### [Available records]
-*-*-

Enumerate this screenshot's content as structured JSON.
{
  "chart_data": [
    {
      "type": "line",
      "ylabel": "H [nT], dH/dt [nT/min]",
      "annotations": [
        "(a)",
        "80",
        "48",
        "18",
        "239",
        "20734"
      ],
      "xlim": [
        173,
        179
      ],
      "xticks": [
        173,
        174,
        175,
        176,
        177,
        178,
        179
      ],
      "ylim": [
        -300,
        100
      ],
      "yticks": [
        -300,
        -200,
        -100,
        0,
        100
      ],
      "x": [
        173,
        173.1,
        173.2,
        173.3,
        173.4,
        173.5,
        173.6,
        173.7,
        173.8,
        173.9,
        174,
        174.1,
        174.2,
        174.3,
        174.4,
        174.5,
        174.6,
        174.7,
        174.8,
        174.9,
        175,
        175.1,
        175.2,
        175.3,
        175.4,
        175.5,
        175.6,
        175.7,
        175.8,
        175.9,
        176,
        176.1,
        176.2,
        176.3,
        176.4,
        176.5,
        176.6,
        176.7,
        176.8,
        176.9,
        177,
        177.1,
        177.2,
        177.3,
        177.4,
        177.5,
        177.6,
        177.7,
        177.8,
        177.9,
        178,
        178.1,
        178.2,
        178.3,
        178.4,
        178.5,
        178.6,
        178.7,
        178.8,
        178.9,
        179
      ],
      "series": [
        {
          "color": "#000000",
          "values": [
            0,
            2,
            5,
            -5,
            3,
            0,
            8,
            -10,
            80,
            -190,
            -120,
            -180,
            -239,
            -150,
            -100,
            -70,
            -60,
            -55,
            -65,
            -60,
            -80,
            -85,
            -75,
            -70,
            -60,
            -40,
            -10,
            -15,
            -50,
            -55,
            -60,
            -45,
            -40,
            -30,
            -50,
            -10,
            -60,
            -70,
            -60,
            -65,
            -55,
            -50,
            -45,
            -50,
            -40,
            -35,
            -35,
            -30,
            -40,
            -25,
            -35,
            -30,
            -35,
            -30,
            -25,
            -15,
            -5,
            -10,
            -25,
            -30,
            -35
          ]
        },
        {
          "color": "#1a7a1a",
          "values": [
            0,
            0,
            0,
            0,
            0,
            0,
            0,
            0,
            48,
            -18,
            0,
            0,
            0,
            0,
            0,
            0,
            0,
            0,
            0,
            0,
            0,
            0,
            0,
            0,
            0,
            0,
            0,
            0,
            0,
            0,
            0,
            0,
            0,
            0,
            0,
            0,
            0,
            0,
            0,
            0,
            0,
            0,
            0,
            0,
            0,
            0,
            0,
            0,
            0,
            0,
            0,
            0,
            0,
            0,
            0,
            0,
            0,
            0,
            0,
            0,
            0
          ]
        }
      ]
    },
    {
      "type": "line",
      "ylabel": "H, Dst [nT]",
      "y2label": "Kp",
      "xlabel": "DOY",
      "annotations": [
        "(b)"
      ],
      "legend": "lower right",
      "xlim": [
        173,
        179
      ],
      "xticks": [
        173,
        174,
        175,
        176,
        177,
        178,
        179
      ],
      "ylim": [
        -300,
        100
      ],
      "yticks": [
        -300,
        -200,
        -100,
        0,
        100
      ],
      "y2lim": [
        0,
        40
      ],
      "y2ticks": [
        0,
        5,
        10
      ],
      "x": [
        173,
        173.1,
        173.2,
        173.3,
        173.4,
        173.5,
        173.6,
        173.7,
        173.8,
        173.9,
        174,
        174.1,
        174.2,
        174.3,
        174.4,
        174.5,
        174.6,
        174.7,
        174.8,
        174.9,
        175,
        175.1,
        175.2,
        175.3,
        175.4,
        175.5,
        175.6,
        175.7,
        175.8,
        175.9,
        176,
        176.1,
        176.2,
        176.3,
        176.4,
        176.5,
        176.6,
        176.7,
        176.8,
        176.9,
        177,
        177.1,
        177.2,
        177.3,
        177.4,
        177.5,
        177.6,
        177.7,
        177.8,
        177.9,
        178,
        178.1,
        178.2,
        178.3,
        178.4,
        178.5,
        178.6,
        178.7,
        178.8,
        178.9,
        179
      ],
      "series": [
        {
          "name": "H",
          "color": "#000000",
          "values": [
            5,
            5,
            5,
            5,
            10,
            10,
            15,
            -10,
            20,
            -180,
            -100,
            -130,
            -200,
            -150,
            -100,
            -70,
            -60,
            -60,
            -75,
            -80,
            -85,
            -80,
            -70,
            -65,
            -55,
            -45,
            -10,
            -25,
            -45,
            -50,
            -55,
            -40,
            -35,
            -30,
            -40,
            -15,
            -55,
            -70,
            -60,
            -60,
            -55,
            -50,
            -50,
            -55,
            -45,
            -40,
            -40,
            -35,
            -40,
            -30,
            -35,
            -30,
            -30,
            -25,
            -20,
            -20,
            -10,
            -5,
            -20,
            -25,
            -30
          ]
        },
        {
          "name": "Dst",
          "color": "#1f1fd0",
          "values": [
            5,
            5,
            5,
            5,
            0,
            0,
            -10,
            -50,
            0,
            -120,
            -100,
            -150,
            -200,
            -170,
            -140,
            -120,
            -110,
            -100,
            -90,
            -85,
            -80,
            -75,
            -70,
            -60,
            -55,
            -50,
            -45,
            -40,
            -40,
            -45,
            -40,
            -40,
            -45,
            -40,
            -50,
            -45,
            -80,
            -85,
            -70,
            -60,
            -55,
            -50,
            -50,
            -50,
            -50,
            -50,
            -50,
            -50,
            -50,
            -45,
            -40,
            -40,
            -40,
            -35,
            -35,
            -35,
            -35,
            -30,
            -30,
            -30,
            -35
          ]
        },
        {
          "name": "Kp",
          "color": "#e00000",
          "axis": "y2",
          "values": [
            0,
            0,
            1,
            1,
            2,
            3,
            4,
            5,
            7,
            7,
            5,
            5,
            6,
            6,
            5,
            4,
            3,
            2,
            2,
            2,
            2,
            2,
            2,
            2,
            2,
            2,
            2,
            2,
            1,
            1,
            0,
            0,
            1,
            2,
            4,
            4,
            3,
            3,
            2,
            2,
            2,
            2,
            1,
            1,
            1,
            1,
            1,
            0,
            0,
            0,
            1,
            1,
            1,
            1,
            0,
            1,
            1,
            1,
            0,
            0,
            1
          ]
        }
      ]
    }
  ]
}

-*-*-

### [Work to do]
Restate each of the entries above verbatim.

### [Response for this exercise]
Enumerate this screenshot's content as structured JSON.
{
  "chart_data": [
    {
      "type": "line",
      "ylabel": "H [nT], dH/dt [nT/min]",
      "annotations": [
        "(a)",
        "80",
        "48",
        "18",
        "239",
        "20734"
      ],
      "xlim": [
        173,
        179
      ],
      "xticks": [
        173,
        174,
        175,
        176,
        177,
        178,
        179
      ],
      "ylim": [
        -300,
        100
      ],
      "yticks": [
        -300,
        -200,
        -100,
        0,
        100
      ],
      "x": [
        173,
        173.1,
        173.2,
        173.3,
        173.4,
        173.5,
        173.6,
        173.7,
        173.8,
        173.9,
        174,
        174.1,
        174.2,
        174.3,
        174.4,
        174.5,
        174.6,
        174.7,
        174.8,
        174.9,
        175,
        175.1,
        175.2,
        175.3,
        175.4,
        175.5,
        175.6,
        175.7,
        175.8,
        175.9,
        176,
        176.1,
        176.2,
        176.3,
        176.4,
        176.5,
        176.6,
        176.7,
        176.8,
        176.9,
        177,
        177.1,
        177.2,
        177.3,
        177.4,
        177.5,
        177.6,
        177.7,
        177.8,
        177.9,
        178,
        178.1,
        178.2,
        178.3,
        178.4,
        178.5,
        178.6,
        178.7,
        178.8,
        178.9,
        179
      ],
      "series": [
        {
          "color": "#000000",
          "values": [
            0,
            2,
            5,
            -5,
            3,
            0,
            8,
            -10,
            80,
            -190,
            -120,
            -180,
            -239,
            -150,
            -100,
            -70,
            -60,
            -55,
            -65,
            -60,
            -80,
            -85,
            -75,
            -70,
            -60,
            -40,
            -10,
            -15,
            -50,
            -55,
            -60,
            -45,
            -40,
            -30,
            -50,
            -10,
            -60,
            -70,
            -60,
            -65,
            -55,
            -50,
            -45,
            -50,
            -40,
            -35,
            -35,
            -30,
            -40,
            -25,
            -35,
            -30,
            -35,
            -30,
            -25,
            -15,
            -5,
            -10,
            -25,
            -30,
            -35
          ]
        },
        {
          "color": "#1a7a1a",
          "values": [
            0,
            0,
            0,
            0,
            0,
            0,
            0,
            0,
            48,
            -18,
            0,
            0,
            0,
            0,
            0,
            0,
            0,
            0,
            0,
            0,
            0,
            0,
            0,
            0,
            0,
            0,
            0,
            0,
            0,
            0,
            0,
            0,
            0,
            0,
            0,
            0,
            0,
            0,
            0,
            0,
            0,
            0,
            0,
            0,
            0,
            0,
            0,
            0,
            0,
            0,
            0,
            0,
            0,
            0,
            0,
            0,
            0,
            0,
            0,
            0,
            0
          ]
        }
      ]
    },
    {
      "type": "line",
      "ylabel": "H, Dst [nT]",
      "y2label": "Kp",
      "xlabel": "DOY",
      "annotations": [
        "(b)"
      ],
      "legend": "lower right",
      "xlim": [
        173,
        179
      ],
      "xticks": [
        173,
        174,
        175,
        176,
        177,
        178,
        179
      ],
      "ylim": [
        -300,
        100
      ],
      "yticks": [
        -300,
        -200,
        -100,
        0,
        100
      ],
      "y2lim": [
        0,
        40
      ],
      "y2ticks": [
        0,
        5,
        10
      ],
      "x": [
        173,
        173.1,
        173.2,
        173.3,
        173.4,
        173.5,
        173.6,
        173.7,
        173.8,
        173.9,
        174,
        174.1,
        174.2,
        174.3,
        174.4,
        174.5,
        174.6,
        174.7,
        174.8,
        174.9,
        175,
        175.1,
        175.2,
        175.3,
        175.4,
        175.5,
        175.6,
        175.7,
        175.8,
        175.9,
        176,
        176.1,
        176.2,
        176.3,
        176.4,
        176.5,
        176.6,
        176.7,
        176.8,
        176.9,
        177,
        177.1,
        177.2,
        177.3,
        177.4,
        177.5,
        177.6,
        177.7,
        177.8,
        177.9,
        178,
        178.1,
        178.2,
        178.3,
        178.4,
        178.5,
        178.6,
        178.7,
        178.8,
        178.9,
        179
      ],
      "series": [
        {
          "name": "H",
          "color": "#000000",
          "values": [
            5,
            5,
            5,
            5,
            10,
            10,
            15,
            -10,
            20,
            -180,
            -100,
            -130,
            -200,
            -150,
            -100,
            -70,
            -60,
            -60,
            -75,
            -80,
            -85,
            -80,
            -70,
            -65,
            -55,
            -45,
            -10,
            -25,
            -45,
            -50,
            -55,
            -40,
            -35,
            -30,
            -40,
            -15,
            -55,
            -70,
            -60,
            -60,
            -55,
            -50,
            -50,
            -55,
            -45,
            -40,
            -40,
            -35,
            -40,
            -30,
            -35,
            -30,
            -30,
            -25,
            -20,
            -20,
            -10,
            -5,
            -20,
            -25,
            -30
          ]
        },
        {
          "name": "Dst",
          "color": "#1f1fd0",
          "values": [
            5,
            5,
            5,
            5,
            0,
            0,
            -10,
            -50,
            0,
            -120,
            -100,
            -150,
            -200,
            -170,
            -140,
            -120,
            -110,
            -100,
            -90,
            -85,
            -80,
            -75,
            -70,
            -60,
            -55,
            -50,
            -45,
            -40,
            -40,
            -45,
            -40,
            -40,
            -45,
            -40,
            -50,
            -45,
            -80,
            -85,
            -70,
            -60,
            -55,
            -50,
            -50,
            -50,
            -50,
            -50,
            -50,
            -50,
            -50,
            -45,
            -40,
            -40,
            -40,
            -35,
            -35,
            -35,
            -35,
            -30,
            -30,
            -30,
            -35
          ]
        },
        {
          "name": "Kp",
          "color": "#e00000",
          "axis": "y2",
          "values": [
            0,
            0,
            1,
            1,
            2,
            3,
            4,
            5,
            7,
            7,
            5,
            5,
            6,
            6,
            5,
            4,
            3,
            2,
            2,
            2,
            2,
            2,
            2,
            2,
            2,
            2,
            2,
            2,
            1,
            1,
            0,
            0,
            1,
            2,
            4,
            4,
            3,
            3,
            2,
            2,
            2,
            2,
            1,
            1,
            1,
            1,
            1,
            0,
            0,
            0,
            1,
            1,
            1,
            1,
            0,
            1,
            1,
            1,
            0,
            0,
            1
          ]
        }
      ]
    }
  ]
}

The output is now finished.